§ **SUPPLIED MATERIAL**
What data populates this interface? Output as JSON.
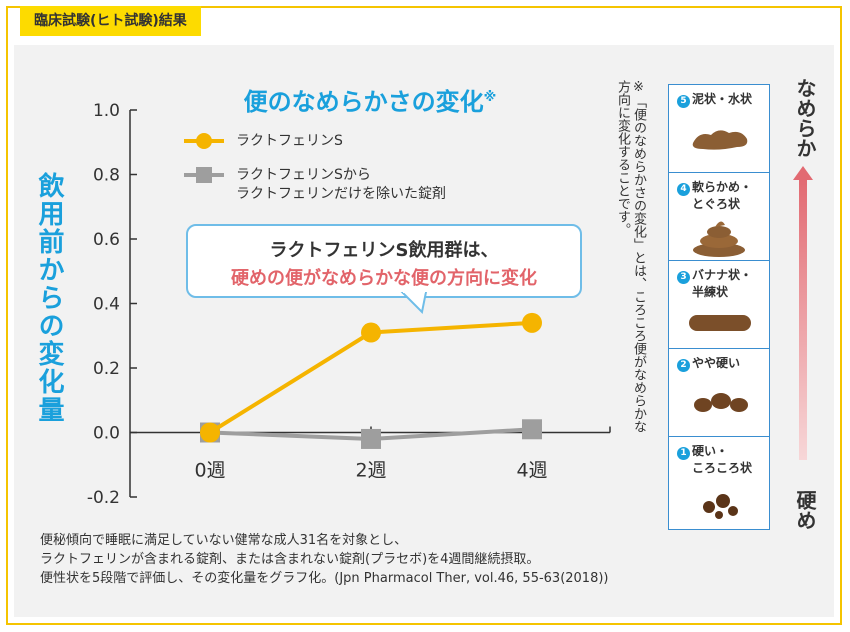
{
  "header": {
    "tab_label": "臨床試験(ヒト試験)結果"
  },
  "chart_data": {
    "type": "line",
    "title": "便のなめらかさの変化",
    "title_mark": "※",
    "ylabel": "飲用前からの変化量",
    "xlabel": "",
    "categories": [
      "0週",
      "2週",
      "4週"
    ],
    "ylim": [
      -0.2,
      1.0
    ],
    "yticks": [
      "1.0",
      "0.8",
      "0.6",
      "0.4",
      "0.2",
      "0.0",
      "-0.2"
    ],
    "ytick_values": [
      1.0,
      0.8,
      0.6,
      0.4,
      0.2,
      0.0,
      -0.2
    ],
    "series": [
      {
        "name": "ラクトフェリンS",
        "values": [
          0.0,
          0.31,
          0.34
        ],
        "color": "#f5b400",
        "marker": "circle"
      },
      {
        "name": "ラクトフェリンSから\nラクトフェリンだけを除いた錠剤",
        "values": [
          0.0,
          -0.02,
          0.01
        ],
        "color": "#9e9e9e",
        "marker": "square"
      }
    ]
  },
  "legend": {
    "series1": "ラクトフェリンS",
    "series2_line1": "ラクトフェリンSから",
    "series2_line2": "ラクトフェリンだけを除いた錠剤"
  },
  "callout": {
    "line1": "ラクトフェリンS飲用群は、",
    "line2": "硬めの便がなめらかな便の方向に変化"
  },
  "note": "※「便のなめらかさの変化」とは、ころころ便がなめらかな方向に変化することです。",
  "scale": {
    "top_label": "なめらか",
    "bottom_label": "硬め",
    "items": [
      {
        "num": "5",
        "label": "泥状・水状"
      },
      {
        "num": "4",
        "label": "軟らかめ・",
        "label2": "とぐろ状"
      },
      {
        "num": "3",
        "label": "バナナ状・",
        "label2": "半練状"
      },
      {
        "num": "2",
        "label": "やや硬い"
      },
      {
        "num": "1",
        "label": "硬い・",
        "label2": "ころころ状"
      }
    ]
  },
  "footnote": {
    "line1": "便秘傾向で睡眠に満足していない健常な成人31名を対象とし、",
    "line2": "ラクトフェリンが含まれる錠剤、または含まれない錠剤(プラセボ)を4週間継続摂取。",
    "line3": "便性状を5段階で評価し、その変化量をグラフ化。(Jpn Pharmacol Ther, vol.46, 55-63(2018))"
  },
  "colors": {
    "accent": "#1aa0dc",
    "tab": "#fddb00",
    "series1": "#f5b400",
    "series2": "#9e9e9e",
    "highlight": "#e2646a"
  }
}
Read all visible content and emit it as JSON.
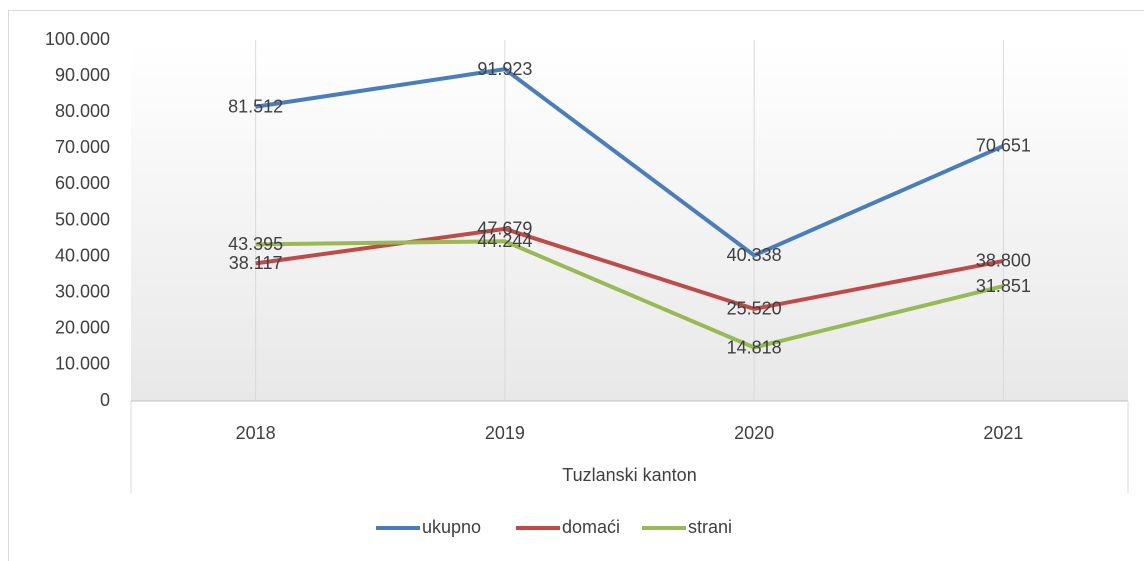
{
  "chart_data": {
    "type": "line",
    "categories": [
      "2018",
      "2019",
      "2020",
      "2021"
    ],
    "group_label": "Tuzlanski kanton",
    "series": [
      {
        "name": "ukupno",
        "color": "#4a7ebb",
        "values": [
          81512,
          91923,
          40338,
          70651
        ],
        "value_labels": [
          "81.512",
          "91.923",
          "40.338",
          "70.651"
        ]
      },
      {
        "name": "domaći",
        "color": "#be4b48",
        "values": [
          38117,
          47679,
          25520,
          38800
        ],
        "value_labels": [
          "38.117",
          "47.679",
          "25.520",
          "38.800"
        ]
      },
      {
        "name": "strani",
        "color": "#98b954",
        "values": [
          43395,
          44244,
          14818,
          31851
        ],
        "value_labels": [
          "43.395",
          "44.244",
          "14.818",
          "31.851"
        ]
      }
    ],
    "ylim": [
      0,
      100000
    ],
    "yticks": [
      0,
      {
        "value": 10000,
        "label": "10.000"
      },
      {
        "value": 20000,
        "label": "20.000"
      },
      {
        "value": 30000,
        "label": "30.000"
      },
      {
        "value": 40000,
        "label": "40.000"
      },
      {
        "value": 50000,
        "label": "50.000"
      },
      {
        "value": 60000,
        "label": "60.000"
      },
      {
        "value": 70000,
        "label": "70.000"
      },
      {
        "value": 80000,
        "label": "80.000"
      },
      {
        "value": 90000,
        "label": "90.000"
      },
      {
        "value": 100000,
        "label": "100.000"
      }
    ],
    "grid": "x",
    "legend": "bottom"
  }
}
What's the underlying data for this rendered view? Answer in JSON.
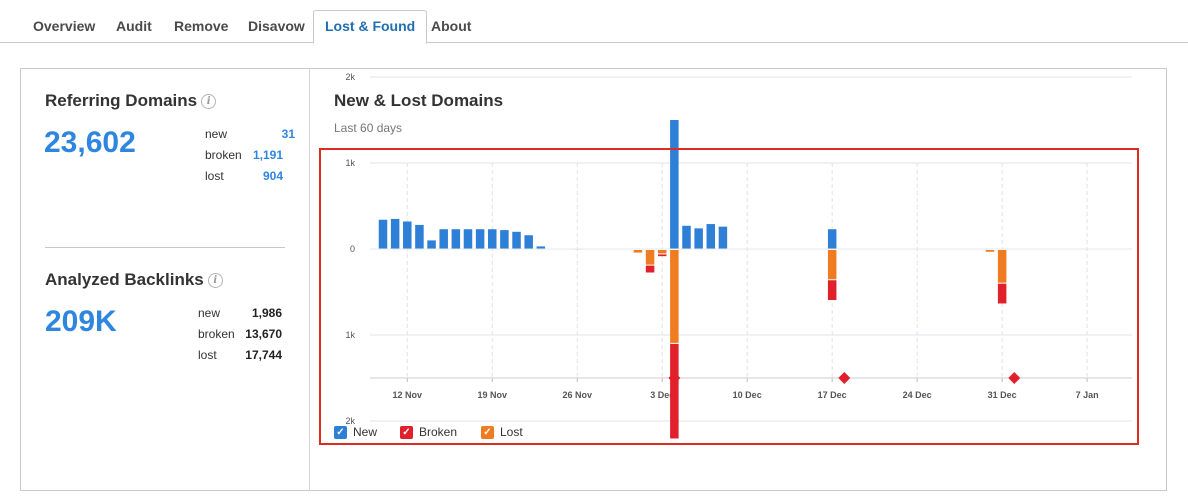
{
  "tabs": [
    {
      "label": "Overview",
      "active": false
    },
    {
      "label": "Audit",
      "active": false
    },
    {
      "label": "Remove",
      "active": false
    },
    {
      "label": "Disavow",
      "active": false
    },
    {
      "label": "Lost & Found",
      "active": true
    },
    {
      "label": "About",
      "active": false
    }
  ],
  "referring_domains": {
    "title": "Referring Domains",
    "total": "23,602",
    "stats": [
      {
        "label": "new",
        "value": "31"
      },
      {
        "label": "broken",
        "value": "1,191"
      },
      {
        "label": "lost",
        "value": "904"
      }
    ]
  },
  "analyzed_backlinks": {
    "title": "Analyzed Backlinks",
    "total": "209K",
    "stats": [
      {
        "label": "new",
        "value": "1,986"
      },
      {
        "label": "broken",
        "value": "13,670"
      },
      {
        "label": "lost",
        "value": "17,744"
      }
    ]
  },
  "info_icon": {
    "name": "info-icon",
    "glyph": "i"
  },
  "chart_header": {
    "title": "New & Lost Domains",
    "subtitle": "Last 60 days"
  },
  "colors": {
    "new": "#2e7fd6",
    "broken": "#e0202b",
    "lost": "#f07c22",
    "marker": "#e0202b",
    "grid": "#dfe3e8",
    "tab_active": "#1f6fb2",
    "highlight": "#e02b20"
  },
  "chart_data": {
    "type": "bar",
    "start_date": "2018-11-10",
    "x_tick_labels": [
      "12 Nov",
      "19 Nov",
      "26 Nov",
      "3 Dec",
      "10 Dec",
      "17 Dec",
      "24 Dec",
      "31 Dec",
      "7 Jan"
    ],
    "y_tick_labels": [
      "2k",
      "1k",
      "0",
      "1k",
      "2k"
    ],
    "ylim": [
      -2000,
      2000
    ],
    "stacked": true,
    "series": [
      {
        "name": "New",
        "color": "#2e7fd6",
        "points": [
          {
            "date": "2018-11-10",
            "value": 340
          },
          {
            "date": "2018-11-11",
            "value": 350
          },
          {
            "date": "2018-11-12",
            "value": 320
          },
          {
            "date": "2018-11-13",
            "value": 280
          },
          {
            "date": "2018-11-14",
            "value": 100
          },
          {
            "date": "2018-11-15",
            "value": 230
          },
          {
            "date": "2018-11-16",
            "value": 230
          },
          {
            "date": "2018-11-17",
            "value": 230
          },
          {
            "date": "2018-11-18",
            "value": 230
          },
          {
            "date": "2018-11-19",
            "value": 230
          },
          {
            "date": "2018-11-20",
            "value": 220
          },
          {
            "date": "2018-11-21",
            "value": 200
          },
          {
            "date": "2018-11-22",
            "value": 160
          },
          {
            "date": "2018-11-23",
            "value": 30
          },
          {
            "date": "2018-11-26",
            "value": 5
          },
          {
            "date": "2018-12-04",
            "value": 1500
          },
          {
            "date": "2018-12-05",
            "value": 270
          },
          {
            "date": "2018-12-06",
            "value": 240
          },
          {
            "date": "2018-12-07",
            "value": 290
          },
          {
            "date": "2018-12-08",
            "value": 260
          },
          {
            "date": "2018-12-17",
            "value": 230
          }
        ]
      },
      {
        "name": "Lost",
        "color": "#f07c22",
        "points": [
          {
            "date": "2018-12-01",
            "value": -30
          },
          {
            "date": "2018-12-02",
            "value": -170
          },
          {
            "date": "2018-12-03",
            "value": -40
          },
          {
            "date": "2018-12-04",
            "value": -1080
          },
          {
            "date": "2018-12-17",
            "value": -340
          },
          {
            "date": "2018-12-30",
            "value": -20
          },
          {
            "date": "2018-12-31",
            "value": -380
          }
        ]
      },
      {
        "name": "Broken",
        "color": "#e0202b",
        "points": [
          {
            "date": "2018-12-02",
            "value": -80
          },
          {
            "date": "2018-12-03",
            "value": -20
          },
          {
            "date": "2018-12-04",
            "value": -1100
          },
          {
            "date": "2018-12-17",
            "value": -230
          },
          {
            "date": "2018-12-31",
            "value": -230
          }
        ]
      }
    ],
    "annotation_markers": [
      "2018-12-04",
      "2018-12-18",
      "2019-01-01"
    ],
    "legend": [
      {
        "label": "New",
        "checked": true,
        "color": "#2e7fd6"
      },
      {
        "label": "Broken",
        "checked": true,
        "color": "#e0202b"
      },
      {
        "label": "Lost",
        "checked": true,
        "color": "#f07c22"
      }
    ],
    "legend_position": "bottom-left",
    "grid": true
  }
}
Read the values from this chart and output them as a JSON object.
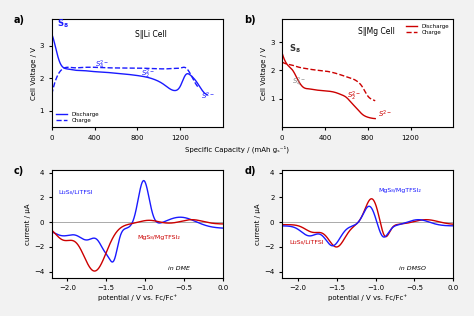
{
  "fig_bg": "#f2f2f2",
  "panel_bg": "#ffffff",
  "a_title": "S‖Li Cell",
  "b_title": "S‖Mg Cell",
  "blue": "#1a1aff",
  "red": "#cc0000",
  "gray": "#888888",
  "ab_xlabel": "Specific Capacity / (mAh gₛ⁻¹)",
  "a_ylabel": "Cell Voltage / V",
  "b_ylabel": "Cell Voltage / V",
  "cd_xlabel": "potential / V vs. Fc/Fc⁺",
  "cd_ylabel": "current / μA",
  "c_label_blue": "Li₂S₈/LiTFSI",
  "c_label_red": "MgS₈/MgTFSI₂",
  "c_solvent": "in DME",
  "d_label_blue": "MgS₈/MgTFSI₂",
  "d_label_red": "Li₂S₈/LiTFSI",
  "d_solvent": "in DMSO"
}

§ **STATED GOAL**
Pick out all lines from the data above in which the word "ラクトフェリンSから" appears.

§ **SOLVED EXERCISE**
        "name": "ラクトフェリンSから\nラクトフェリンだけを除いた錠剤",
    "series2_line1": "ラクトフェリンSから",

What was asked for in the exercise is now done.